#### [Exercise aim]
Copy all the entries word for word, but omit the pictures.

#### [Record extracts]
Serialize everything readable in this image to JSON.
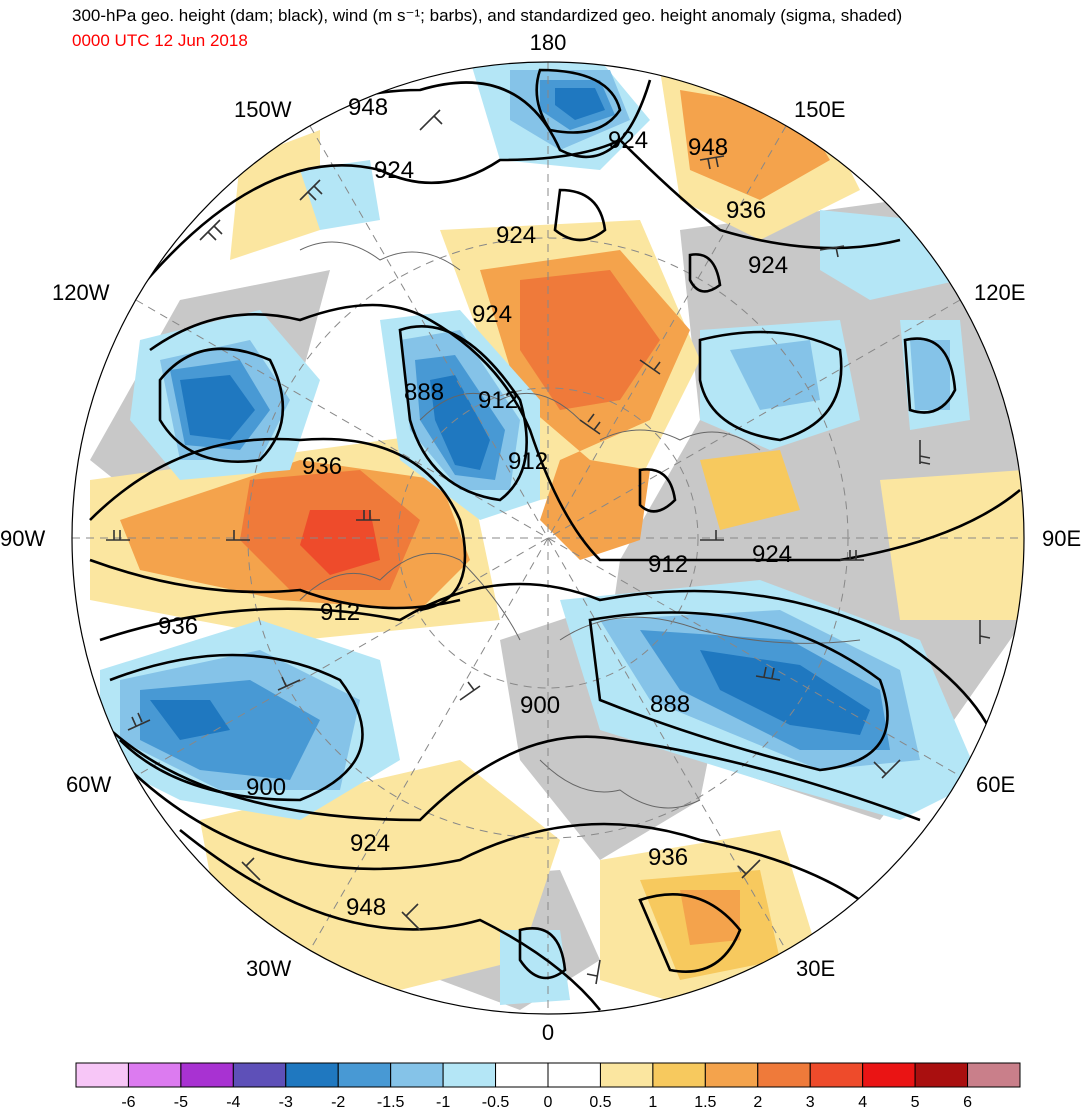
{
  "title": "300-hPa geo. height (dam; black), wind (m s⁻¹; barbs), and standardized geo. height anomaly (sigma, shaded)",
  "valid_time": "0000 UTC 12 Jun 2018",
  "longitude_labels": {
    "top": "180",
    "bottom": "0",
    "left": "90W",
    "right": "90E",
    "w150": "150W",
    "e150": "150E",
    "w120": "120W",
    "e120": "120E",
    "w60": "60W",
    "e60": "60E",
    "w30": "30W",
    "e30": "30E"
  },
  "contour_labels": {
    "c948a": "948",
    "c948b": "948",
    "c948c": "948",
    "c924a": "924",
    "c924b": "924",
    "c924c": "924",
    "c924d": "924",
    "c924e": "924",
    "c924f": "924",
    "c924g": "924",
    "c936a": "936",
    "c936b": "936",
    "c936c": "936",
    "c936d": "936",
    "c888a": "888",
    "c888b": "888",
    "c912a": "912",
    "c912b": "912",
    "c912c": "912",
    "c912d": "912",
    "c900a": "900",
    "c900b": "900"
  },
  "colorbar": {
    "ticks": [
      "-6",
      "-5",
      "-4",
      "-3",
      "-2",
      "-1.5",
      "-1",
      "-0.5",
      "0",
      "0.5",
      "1",
      "1.5",
      "2",
      "3",
      "4",
      "5",
      "6"
    ],
    "colors": [
      "#f7c6f7",
      "#dc7bf0",
      "#a832d2",
      "#5e50b8",
      "#1f78c0",
      "#4899d4",
      "#85c3e8",
      "#b4e6f6",
      "#ffffff",
      "#ffffff",
      "#fbe6a0",
      "#f7c95e",
      "#f4a34c",
      "#ef7a3a",
      "#ee4b2b",
      "#ea1414",
      "#a90f0f",
      "#c97f8a"
    ]
  }
}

#### [Reply]
Serialize everything readable in this image to JSON.
{
  "title": "300-hPa geo. height (dam; black), wind (m s⁻¹; barbs), and standardized geo. height anomaly (sigma, shaded)",
  "valid_time": "0000 UTC 12 Jun 2018",
  "longitude_labels": {
    "top": "180",
    "bottom": "0",
    "left": "90W",
    "right": "90E",
    "w150": "150W",
    "e150": "150E",
    "w120": "120W",
    "e120": "120E",
    "w60": "60W",
    "e60": "60E",
    "w30": "30W",
    "e30": "30E"
  },
  "contour_labels": {
    "c948a": "948",
    "c948b": "948",
    "c948c": "948",
    "c924a": "924",
    "c924b": "924",
    "c924c": "924",
    "c924d": "924",
    "c924e": "924",
    "c924f": "924",
    "c924g": "924",
    "c936a": "936",
    "c936b": "936",
    "c936c": "936",
    "c936d": "936",
    "c888a": "888",
    "c888b": "888",
    "c912a": "912",
    "c912b": "912",
    "c912c": "912",
    "c912d": "912",
    "c900a": "900",
    "c900b": "900"
  },
  "colorbar": {
    "ticks": [
      "-6",
      "-5",
      "-4",
      "-3",
      "-2",
      "-1.5",
      "-1",
      "-0.5",
      "0",
      "0.5",
      "1",
      "1.5",
      "2",
      "3",
      "4",
      "5",
      "6"
    ],
    "colors": [
      "#f7c6f7",
      "#dc7bf0",
      "#a832d2",
      "#5e50b8",
      "#1f78c0",
      "#4899d4",
      "#85c3e8",
      "#b4e6f6",
      "#ffffff",
      "#ffffff",
      "#fbe6a0",
      "#f7c95e",
      "#f4a34c",
      "#ef7a3a",
      "#ee4b2b",
      "#ea1414",
      "#a90f0f",
      "#c97f8a"
    ]
  }
}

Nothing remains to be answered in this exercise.